[Task description] Provide the data again in its entirety, exactly as given.

[Extracted material]
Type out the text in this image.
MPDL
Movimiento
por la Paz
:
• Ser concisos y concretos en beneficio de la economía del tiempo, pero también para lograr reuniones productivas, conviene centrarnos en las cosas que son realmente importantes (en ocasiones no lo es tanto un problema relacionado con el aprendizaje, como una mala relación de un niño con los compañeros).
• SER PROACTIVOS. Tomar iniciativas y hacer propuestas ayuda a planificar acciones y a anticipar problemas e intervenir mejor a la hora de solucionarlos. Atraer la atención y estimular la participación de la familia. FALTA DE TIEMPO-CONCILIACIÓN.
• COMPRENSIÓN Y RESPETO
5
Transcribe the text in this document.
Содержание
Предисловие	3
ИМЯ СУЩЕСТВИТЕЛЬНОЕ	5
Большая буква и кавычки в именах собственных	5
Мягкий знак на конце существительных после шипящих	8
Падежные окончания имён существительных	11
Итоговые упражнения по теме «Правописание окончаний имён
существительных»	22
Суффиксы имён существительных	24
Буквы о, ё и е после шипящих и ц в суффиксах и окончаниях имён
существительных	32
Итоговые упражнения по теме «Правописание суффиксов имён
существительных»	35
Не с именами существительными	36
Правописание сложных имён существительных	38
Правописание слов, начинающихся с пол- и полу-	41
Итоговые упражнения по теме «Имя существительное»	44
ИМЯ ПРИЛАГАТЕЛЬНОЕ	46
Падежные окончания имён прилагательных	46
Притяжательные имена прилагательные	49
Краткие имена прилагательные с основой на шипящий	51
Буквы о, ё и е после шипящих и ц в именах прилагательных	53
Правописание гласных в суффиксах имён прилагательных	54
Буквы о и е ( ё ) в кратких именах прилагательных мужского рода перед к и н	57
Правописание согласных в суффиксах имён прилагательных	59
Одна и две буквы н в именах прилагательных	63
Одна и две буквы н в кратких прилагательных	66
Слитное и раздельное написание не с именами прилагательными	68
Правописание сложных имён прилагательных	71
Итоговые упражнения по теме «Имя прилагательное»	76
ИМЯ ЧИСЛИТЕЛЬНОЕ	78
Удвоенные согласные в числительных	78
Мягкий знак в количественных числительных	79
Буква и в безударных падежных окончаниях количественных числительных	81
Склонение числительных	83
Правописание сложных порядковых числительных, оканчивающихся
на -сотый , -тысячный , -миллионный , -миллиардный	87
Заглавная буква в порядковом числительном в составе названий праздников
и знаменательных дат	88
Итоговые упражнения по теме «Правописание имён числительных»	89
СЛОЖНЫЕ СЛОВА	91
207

[Full solution]
Type out the text in this image.
MPDL
Movimiento
por la Paz
:
• Ser concisos y concretos en beneficio de la economía del tiempo, pero también para lograr reuniones productivas, conviene centrarnos en las cosas que son realmente importantes (en ocasiones no lo es tanto un problema relacionado con el aprendizaje, como una mala relación de un niño con los compañeros).
• SER PROACTIVOS. Tomar iniciativas y hacer propuestas ayuda a planificar acciones y a anticipar problemas e intervenir mejor a la hora de solucionarlos. Atraer la atención y estimular la participación de la familia. FALTA DE TIEMPO-CONCILIACIÓN.
• COMPRENSIÓN Y RESPETO
5
Transcribe the text in this document.
Содержание
Предисловие	3
ИМЯ СУЩЕСТВИТЕЛЬНОЕ	5
Большая буква и кавычки в именах собственных	5
Мягкий знак на конце существительных после шипящих	8
Падежные окончания имён существительных	11
Итоговые упражнения по теме «Правописание окончаний имён
существительных»	22
Суффиксы имён существительных	24
Буквы о, ё и е после шипящих и ц в суффиксах и окончаниях имён
существительных	32
Итоговые упражнения по теме «Правописание суффиксов имён
существительных»	35
Не с именами существительными	36
Правописание сложных имён существительных	38
Правописание слов, начинающихся с пол- и полу-	41
Итоговые упражнения по теме «Имя существительное»	44
ИМЯ ПРИЛАГАТЕЛЬНОЕ	46
Падежные окончания имён прилагательных	46
Притяжательные имена прилагательные	49
Краткие имена прилагательные с основой на шипящий	51
Буквы о, ё и е после шипящих и ц в именах прилагательных	53
Правописание гласных в суффиксах имён прилагательных	54
Буквы о и е ( ё ) в кратких именах прилагательных мужского рода перед к и н	57
Правописание согласных в суффиксах имён прилагательных	59
Одна и две буквы н в именах прилагательных	63
Одна и две буквы н в кратких прилагательных	66
Слитное и раздельное написание не с именами прилагательными	68
Правописание сложных имён прилагательных	71
Итоговые упражнения по теме «Имя прилагательное»	76
ИМЯ ЧИСЛИТЕЛЬНОЕ	78
Удвоенные согласные в числительных	78
Мягкий знак в количественных числительных	79
Буква и в безударных падежных окончаниях количественных числительных	81
Склонение числительных	83
Правописание сложных порядковых числительных, оканчивающихся
на -сотый , -тысячный , -миллионный , -миллиардный	87
Заглавная буква в порядковом числительном в составе названий праздников
и знаменательных дат	88
Итоговые упражнения по теме «Правописание имён числительных»	89
СЛОЖНЫЕ СЛОВА	91
207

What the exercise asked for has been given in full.